# REQUIRED WORK
Using the data below, copy every line that contains the word "HighPROTEC".

# STORED ROWS
★ ★ ★ ★ ★

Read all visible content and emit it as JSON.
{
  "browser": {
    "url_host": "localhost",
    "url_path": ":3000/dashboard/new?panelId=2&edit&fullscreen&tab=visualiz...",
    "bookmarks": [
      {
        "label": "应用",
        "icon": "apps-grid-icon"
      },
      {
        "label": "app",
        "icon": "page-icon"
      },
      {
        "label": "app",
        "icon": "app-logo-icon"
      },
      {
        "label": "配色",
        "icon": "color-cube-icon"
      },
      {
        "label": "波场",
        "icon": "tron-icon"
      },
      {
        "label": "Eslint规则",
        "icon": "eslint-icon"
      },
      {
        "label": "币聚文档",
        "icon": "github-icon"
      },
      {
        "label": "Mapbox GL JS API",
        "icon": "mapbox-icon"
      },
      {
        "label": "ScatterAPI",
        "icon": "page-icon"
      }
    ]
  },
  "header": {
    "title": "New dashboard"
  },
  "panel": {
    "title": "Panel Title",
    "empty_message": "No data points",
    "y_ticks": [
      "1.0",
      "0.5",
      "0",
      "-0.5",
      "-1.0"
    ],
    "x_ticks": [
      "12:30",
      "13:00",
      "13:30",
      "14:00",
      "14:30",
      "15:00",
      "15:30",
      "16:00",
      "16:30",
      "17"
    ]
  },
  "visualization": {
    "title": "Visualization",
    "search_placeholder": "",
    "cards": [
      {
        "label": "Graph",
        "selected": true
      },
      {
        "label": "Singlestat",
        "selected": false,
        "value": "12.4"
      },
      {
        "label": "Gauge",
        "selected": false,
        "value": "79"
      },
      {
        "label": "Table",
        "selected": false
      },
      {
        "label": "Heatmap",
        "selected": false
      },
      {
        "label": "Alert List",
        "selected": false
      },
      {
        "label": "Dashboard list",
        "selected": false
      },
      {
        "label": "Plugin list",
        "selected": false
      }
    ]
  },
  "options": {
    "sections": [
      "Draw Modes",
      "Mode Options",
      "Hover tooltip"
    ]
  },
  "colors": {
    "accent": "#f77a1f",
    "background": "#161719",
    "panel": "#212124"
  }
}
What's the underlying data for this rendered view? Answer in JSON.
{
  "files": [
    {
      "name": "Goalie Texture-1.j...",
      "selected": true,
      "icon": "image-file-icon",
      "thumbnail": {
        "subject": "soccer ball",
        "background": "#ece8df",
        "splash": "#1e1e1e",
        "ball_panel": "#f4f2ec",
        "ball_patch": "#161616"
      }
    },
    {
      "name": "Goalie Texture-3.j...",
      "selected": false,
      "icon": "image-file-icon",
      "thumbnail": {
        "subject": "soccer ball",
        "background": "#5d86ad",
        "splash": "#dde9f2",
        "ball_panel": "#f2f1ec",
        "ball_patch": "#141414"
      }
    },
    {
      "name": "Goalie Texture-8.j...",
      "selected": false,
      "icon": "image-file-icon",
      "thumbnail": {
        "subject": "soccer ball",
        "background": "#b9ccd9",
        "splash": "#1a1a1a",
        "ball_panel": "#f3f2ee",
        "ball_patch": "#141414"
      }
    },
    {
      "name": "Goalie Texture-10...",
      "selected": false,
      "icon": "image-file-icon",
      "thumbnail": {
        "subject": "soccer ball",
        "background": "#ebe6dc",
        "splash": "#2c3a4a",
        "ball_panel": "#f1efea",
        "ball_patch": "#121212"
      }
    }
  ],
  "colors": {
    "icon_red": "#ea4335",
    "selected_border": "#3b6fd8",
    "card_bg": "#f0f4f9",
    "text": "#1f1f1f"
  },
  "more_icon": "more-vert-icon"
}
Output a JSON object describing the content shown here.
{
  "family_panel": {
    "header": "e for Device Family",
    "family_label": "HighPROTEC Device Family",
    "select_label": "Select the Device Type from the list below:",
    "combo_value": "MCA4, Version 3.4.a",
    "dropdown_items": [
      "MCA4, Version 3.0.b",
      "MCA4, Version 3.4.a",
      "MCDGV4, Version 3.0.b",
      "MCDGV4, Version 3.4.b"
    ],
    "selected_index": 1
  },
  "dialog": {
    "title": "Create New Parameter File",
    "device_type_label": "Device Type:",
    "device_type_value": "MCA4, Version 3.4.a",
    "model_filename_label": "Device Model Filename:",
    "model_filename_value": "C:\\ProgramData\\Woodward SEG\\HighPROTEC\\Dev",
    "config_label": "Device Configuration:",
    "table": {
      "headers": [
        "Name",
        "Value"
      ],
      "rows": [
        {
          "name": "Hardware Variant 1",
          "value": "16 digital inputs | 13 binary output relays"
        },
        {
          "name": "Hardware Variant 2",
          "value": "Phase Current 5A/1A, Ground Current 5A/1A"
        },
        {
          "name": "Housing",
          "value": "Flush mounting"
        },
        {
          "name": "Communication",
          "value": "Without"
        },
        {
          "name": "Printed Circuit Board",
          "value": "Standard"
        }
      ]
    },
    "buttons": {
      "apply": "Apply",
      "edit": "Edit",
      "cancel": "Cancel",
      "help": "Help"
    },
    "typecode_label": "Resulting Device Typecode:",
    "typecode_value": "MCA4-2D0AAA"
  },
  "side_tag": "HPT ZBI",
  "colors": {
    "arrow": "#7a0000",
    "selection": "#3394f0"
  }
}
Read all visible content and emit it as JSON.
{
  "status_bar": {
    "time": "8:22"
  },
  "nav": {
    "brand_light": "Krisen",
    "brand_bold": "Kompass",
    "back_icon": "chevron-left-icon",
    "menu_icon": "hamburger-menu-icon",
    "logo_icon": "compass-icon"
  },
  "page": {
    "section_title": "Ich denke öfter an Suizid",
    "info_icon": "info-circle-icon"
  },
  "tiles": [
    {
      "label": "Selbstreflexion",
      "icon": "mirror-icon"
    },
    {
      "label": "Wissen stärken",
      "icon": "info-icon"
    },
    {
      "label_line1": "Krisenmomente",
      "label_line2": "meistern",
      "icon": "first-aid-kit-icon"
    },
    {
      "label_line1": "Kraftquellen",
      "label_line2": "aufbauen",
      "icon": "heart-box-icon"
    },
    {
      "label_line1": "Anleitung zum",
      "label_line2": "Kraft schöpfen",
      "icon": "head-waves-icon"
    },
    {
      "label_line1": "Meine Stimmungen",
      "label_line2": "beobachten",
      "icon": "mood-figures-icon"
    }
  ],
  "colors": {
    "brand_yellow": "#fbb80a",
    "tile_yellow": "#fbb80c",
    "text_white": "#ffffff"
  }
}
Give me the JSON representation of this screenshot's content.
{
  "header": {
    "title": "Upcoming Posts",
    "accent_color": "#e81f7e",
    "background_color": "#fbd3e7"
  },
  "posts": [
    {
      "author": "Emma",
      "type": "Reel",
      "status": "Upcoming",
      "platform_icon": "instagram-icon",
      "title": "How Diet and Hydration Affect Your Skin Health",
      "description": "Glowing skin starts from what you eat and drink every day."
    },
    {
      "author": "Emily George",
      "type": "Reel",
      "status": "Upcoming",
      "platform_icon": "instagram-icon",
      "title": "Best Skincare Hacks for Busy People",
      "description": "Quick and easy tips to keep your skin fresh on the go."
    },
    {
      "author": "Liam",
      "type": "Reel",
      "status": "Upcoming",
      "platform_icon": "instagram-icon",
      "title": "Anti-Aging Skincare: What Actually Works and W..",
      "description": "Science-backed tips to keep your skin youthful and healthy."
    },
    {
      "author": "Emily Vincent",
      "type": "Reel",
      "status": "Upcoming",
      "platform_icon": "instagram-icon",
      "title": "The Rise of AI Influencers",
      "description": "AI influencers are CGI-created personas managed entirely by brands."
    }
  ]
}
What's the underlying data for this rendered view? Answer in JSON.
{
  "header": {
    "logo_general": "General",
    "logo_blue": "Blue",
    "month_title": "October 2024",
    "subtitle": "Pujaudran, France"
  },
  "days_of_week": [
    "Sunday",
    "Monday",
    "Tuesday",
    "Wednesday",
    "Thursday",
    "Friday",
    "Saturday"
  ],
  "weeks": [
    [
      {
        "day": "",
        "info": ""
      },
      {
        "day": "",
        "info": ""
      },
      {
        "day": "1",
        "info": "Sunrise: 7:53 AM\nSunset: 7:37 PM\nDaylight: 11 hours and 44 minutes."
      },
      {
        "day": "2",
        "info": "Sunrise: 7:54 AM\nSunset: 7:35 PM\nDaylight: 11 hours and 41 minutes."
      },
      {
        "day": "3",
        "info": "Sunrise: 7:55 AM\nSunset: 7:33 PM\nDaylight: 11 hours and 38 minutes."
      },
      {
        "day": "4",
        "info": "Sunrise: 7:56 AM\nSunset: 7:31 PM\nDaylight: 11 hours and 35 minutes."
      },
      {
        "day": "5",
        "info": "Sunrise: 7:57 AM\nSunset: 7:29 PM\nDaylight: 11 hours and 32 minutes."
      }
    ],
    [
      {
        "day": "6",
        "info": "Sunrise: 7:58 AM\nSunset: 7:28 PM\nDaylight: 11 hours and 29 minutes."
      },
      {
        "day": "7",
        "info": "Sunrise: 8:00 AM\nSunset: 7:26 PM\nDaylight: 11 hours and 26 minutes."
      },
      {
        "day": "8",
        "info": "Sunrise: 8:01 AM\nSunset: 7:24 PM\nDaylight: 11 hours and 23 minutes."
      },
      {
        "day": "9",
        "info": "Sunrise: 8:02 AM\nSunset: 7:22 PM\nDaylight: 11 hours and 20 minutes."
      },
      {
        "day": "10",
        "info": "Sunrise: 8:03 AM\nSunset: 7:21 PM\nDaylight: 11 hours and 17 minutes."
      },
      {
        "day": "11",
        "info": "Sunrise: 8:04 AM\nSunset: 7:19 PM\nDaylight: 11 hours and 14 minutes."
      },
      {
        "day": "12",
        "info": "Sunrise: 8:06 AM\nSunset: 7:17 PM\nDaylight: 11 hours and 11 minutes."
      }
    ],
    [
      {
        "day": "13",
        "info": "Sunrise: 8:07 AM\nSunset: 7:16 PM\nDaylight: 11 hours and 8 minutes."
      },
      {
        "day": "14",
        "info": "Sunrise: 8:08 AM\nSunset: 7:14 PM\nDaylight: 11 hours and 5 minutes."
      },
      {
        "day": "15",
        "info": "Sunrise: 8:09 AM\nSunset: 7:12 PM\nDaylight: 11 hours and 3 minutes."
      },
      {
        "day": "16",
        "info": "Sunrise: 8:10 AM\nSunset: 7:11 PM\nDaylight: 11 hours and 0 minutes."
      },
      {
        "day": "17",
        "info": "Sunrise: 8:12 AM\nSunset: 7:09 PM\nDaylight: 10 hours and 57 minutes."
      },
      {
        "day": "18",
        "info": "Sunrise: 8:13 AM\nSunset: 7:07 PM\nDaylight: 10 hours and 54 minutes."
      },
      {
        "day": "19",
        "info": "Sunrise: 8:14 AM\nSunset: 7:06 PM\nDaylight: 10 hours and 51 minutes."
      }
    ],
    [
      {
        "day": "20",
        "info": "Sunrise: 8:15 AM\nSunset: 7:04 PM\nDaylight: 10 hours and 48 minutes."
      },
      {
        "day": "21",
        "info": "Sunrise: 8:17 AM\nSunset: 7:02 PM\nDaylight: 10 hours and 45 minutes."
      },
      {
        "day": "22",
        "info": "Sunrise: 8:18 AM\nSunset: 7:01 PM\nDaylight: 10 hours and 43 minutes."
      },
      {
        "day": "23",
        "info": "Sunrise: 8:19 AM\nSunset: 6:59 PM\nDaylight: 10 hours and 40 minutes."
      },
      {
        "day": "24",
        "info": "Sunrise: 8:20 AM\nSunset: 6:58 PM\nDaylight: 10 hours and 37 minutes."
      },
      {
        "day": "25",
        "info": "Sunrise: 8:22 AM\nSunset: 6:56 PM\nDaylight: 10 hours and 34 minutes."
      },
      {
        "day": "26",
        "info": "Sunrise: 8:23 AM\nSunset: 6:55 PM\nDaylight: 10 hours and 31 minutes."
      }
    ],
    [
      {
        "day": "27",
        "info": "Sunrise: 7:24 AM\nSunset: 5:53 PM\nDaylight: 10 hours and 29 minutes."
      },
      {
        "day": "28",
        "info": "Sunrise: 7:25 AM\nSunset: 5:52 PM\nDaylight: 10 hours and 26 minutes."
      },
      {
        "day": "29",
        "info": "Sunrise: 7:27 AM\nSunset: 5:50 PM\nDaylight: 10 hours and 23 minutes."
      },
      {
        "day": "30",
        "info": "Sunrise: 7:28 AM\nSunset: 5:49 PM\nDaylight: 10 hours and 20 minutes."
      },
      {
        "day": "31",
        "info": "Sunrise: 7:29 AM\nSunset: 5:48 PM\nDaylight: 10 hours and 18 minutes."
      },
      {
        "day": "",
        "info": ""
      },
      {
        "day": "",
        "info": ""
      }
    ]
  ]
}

★ ★ ★ ★ ★

# REPLY TO THE EXERCISE
    "family_label": "HighPROTEC Device Family",
    "model_filename_value": "C:\\ProgramData\\Woodward SEG\\HighPROTEC\\Dev",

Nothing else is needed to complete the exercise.